Task to carry out =>
In the entries, find all lines that hold the word "JSON" and copy them.
— Start of Recorded data —
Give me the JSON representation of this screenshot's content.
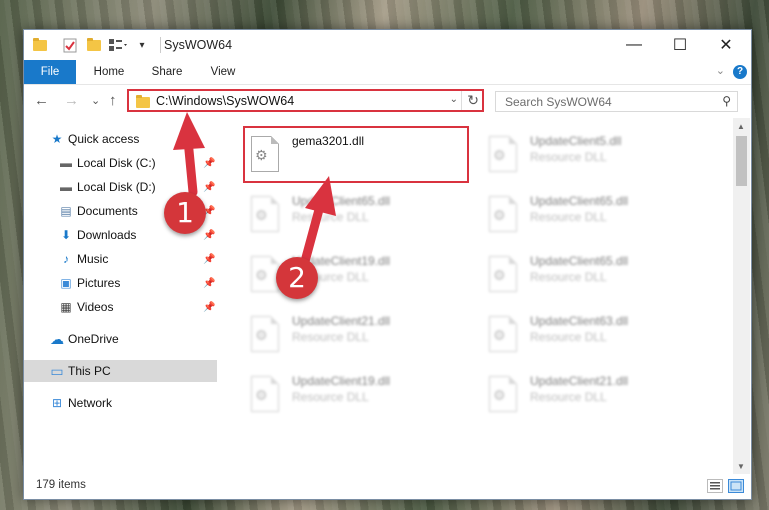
{
  "window": {
    "title": "SysWOW64",
    "controls": {
      "minimize": "—",
      "maximize": "☐",
      "close": "✕"
    }
  },
  "ribbon": {
    "tabs": [
      "File",
      "Home",
      "Share",
      "View"
    ],
    "help": "?",
    "collapse": "⌄"
  },
  "nav_buttons": {
    "back": "←",
    "forward": "→",
    "recent": "⌄",
    "up": "↑"
  },
  "address": {
    "path": "C:\\Windows\\SysWOW64",
    "dropdown": "⌄",
    "refresh": "↻"
  },
  "search": {
    "placeholder": "Search SysWOW64",
    "icon": "⚲"
  },
  "nav_pane": {
    "items": [
      {
        "label": "Quick access",
        "icon": "★"
      },
      {
        "label": "Local Disk (C:)",
        "icon": "▬",
        "pin": "📌"
      },
      {
        "label": "Local Disk (D:)",
        "icon": "▬",
        "pin": "📌"
      },
      {
        "label": "Documents",
        "icon": "▤",
        "pin": "📌"
      },
      {
        "label": "Downloads",
        "icon": "⬇",
        "pin": "📌"
      },
      {
        "label": "Music",
        "icon": "♪",
        "pin": "📌"
      },
      {
        "label": "Pictures",
        "icon": "▣",
        "pin": "📌"
      },
      {
        "label": "Videos",
        "icon": "▦",
        "pin": "📌"
      },
      {
        "label": "OneDrive",
        "icon": "☁"
      },
      {
        "label": "This PC",
        "icon": "▭"
      },
      {
        "label": "Network",
        "icon": "⊞"
      }
    ]
  },
  "files": [
    {
      "name": "gema3201.dll",
      "type": ""
    },
    {
      "name": "UpdateClient5.dll",
      "type": "Resource DLL"
    },
    {
      "name": "UpdateClient65.dll",
      "type": "Resource DLL"
    },
    {
      "name": "UpdateClient65.dll",
      "type": "Resource DLL"
    },
    {
      "name": "UpdateClient19.dll",
      "type": "Resource DLL"
    },
    {
      "name": "UpdateClient65.dll",
      "type": "Resource DLL"
    },
    {
      "name": "UpdateClient21.dll",
      "type": "Resource DLL"
    },
    {
      "name": "UpdateClient63.dll",
      "type": "Resource DLL"
    },
    {
      "name": "UpdateClient19.dll",
      "type": "Resource DLL"
    },
    {
      "name": "UpdateClient21.dll",
      "type": "Resource DLL"
    }
  ],
  "status": {
    "item_count": "179 items"
  },
  "annotations": {
    "step1": "1",
    "step2": "2",
    "color": "#d9333f"
  }
}
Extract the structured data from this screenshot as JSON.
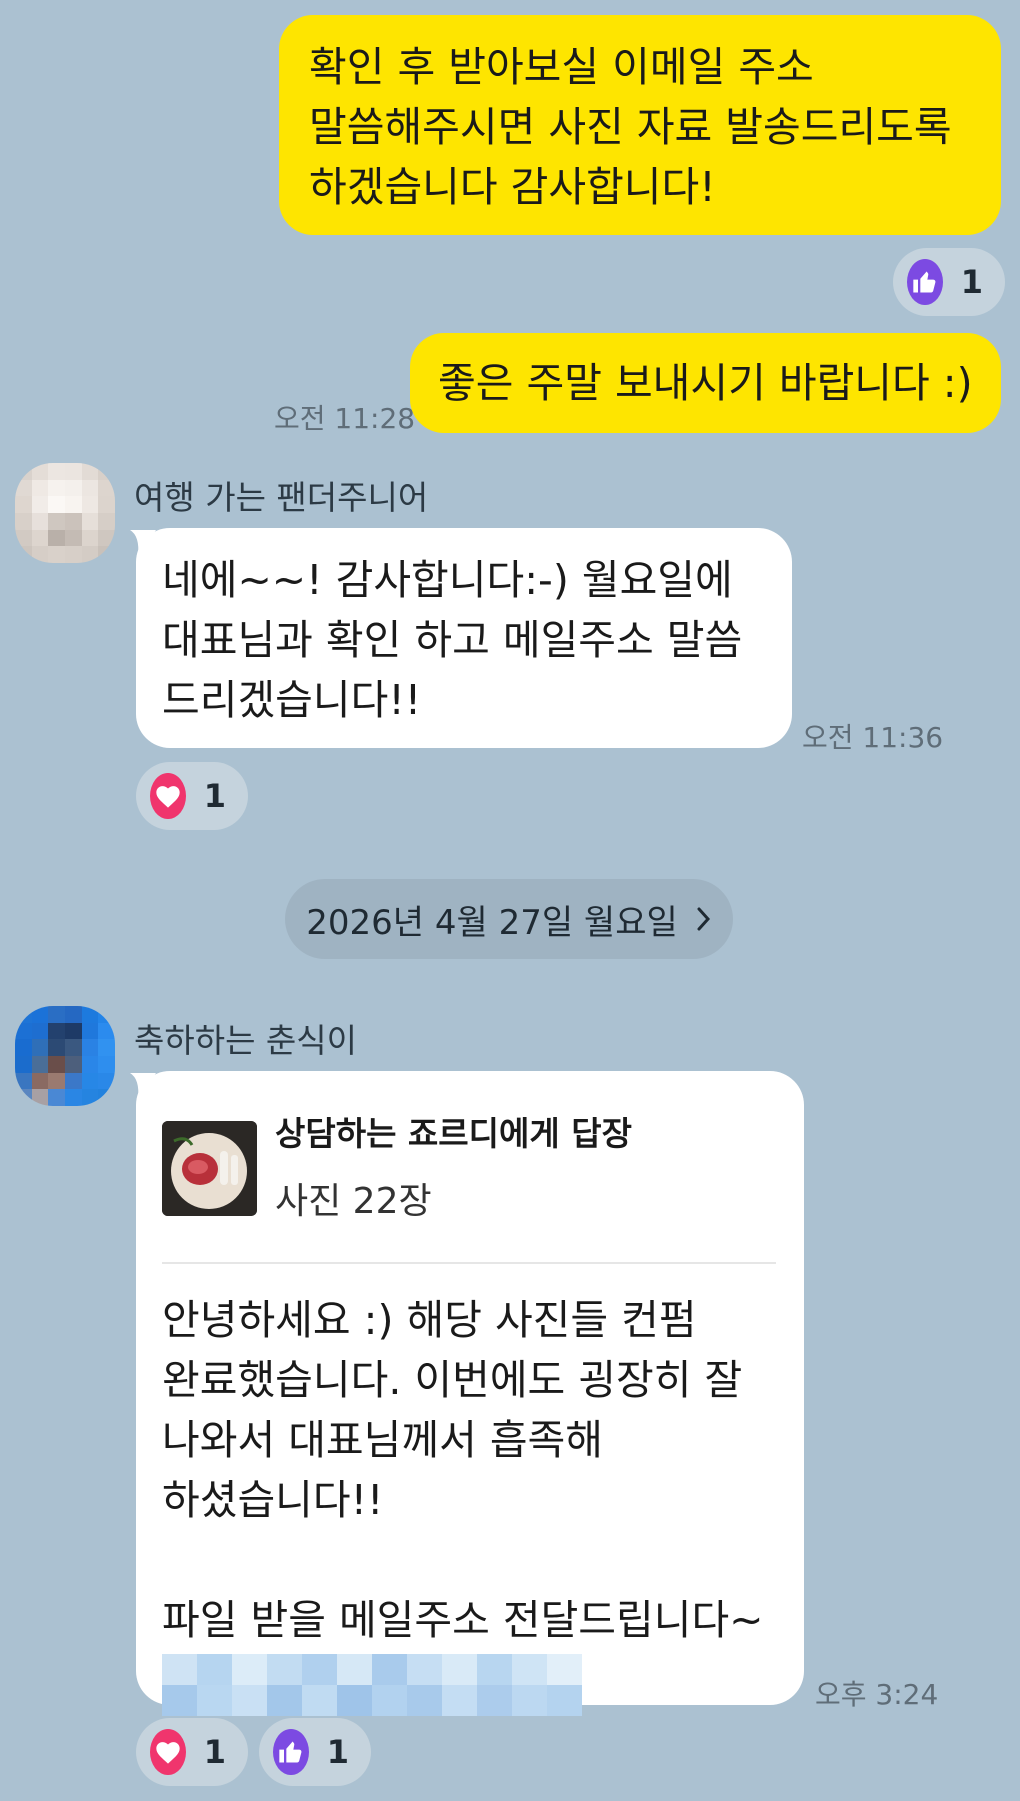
{
  "messages": {
    "out1": {
      "text": "확인 후 받아보실 이메일 주소\n말씀해주시면 사진 자료 발송드리도록\n하겠습니다 감사합니다!",
      "reaction": {
        "icon": "thumbs-up-icon",
        "count": "1"
      }
    },
    "out2": {
      "text": "좋은 주말 보내시기 바랍니다 :)",
      "time": "오전 11:28"
    },
    "in1": {
      "sender": "여행 가는 팬더주니어",
      "text": "네에~~! 감사합니다:-) 월요일에\n대표님과 확인 하고 메일주소 말씀\n드리겠습니다!!",
      "time": "오전 11:36",
      "reaction": {
        "icon": "heart-icon",
        "count": "1"
      }
    },
    "date_divider": "2026년 4월 27일 월요일",
    "in2": {
      "sender": "축하하는 춘식이",
      "reply_title": "상담하는 죠르디에게 답장",
      "reply_sub": "사진 22장",
      "text": "안녕하세요 :) 해당 사진들 컨펌\n완료했습니다. 이번에도 굉장히 잘\n나와서 대표님께서 흡족해\n하셨습니다!!\n\n파일 받을 메일주소 전달드립니다~",
      "time": "오후 3:24",
      "reactions": [
        {
          "icon": "heart-icon",
          "count": "1"
        },
        {
          "icon": "thumbs-up-icon",
          "count": "1"
        }
      ]
    }
  },
  "colors": {
    "background": "#abc1d1",
    "outgoing_bubble": "#fee500",
    "incoming_bubble": "#ffffff",
    "thumbs_up": "#7c4ae2",
    "heart": "#f0356d"
  }
}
— End of Recorded data —
Solution to this task =>
Give me the JSON representation of this screenshot's content.
Extract the structured data from this screenshot as JSON.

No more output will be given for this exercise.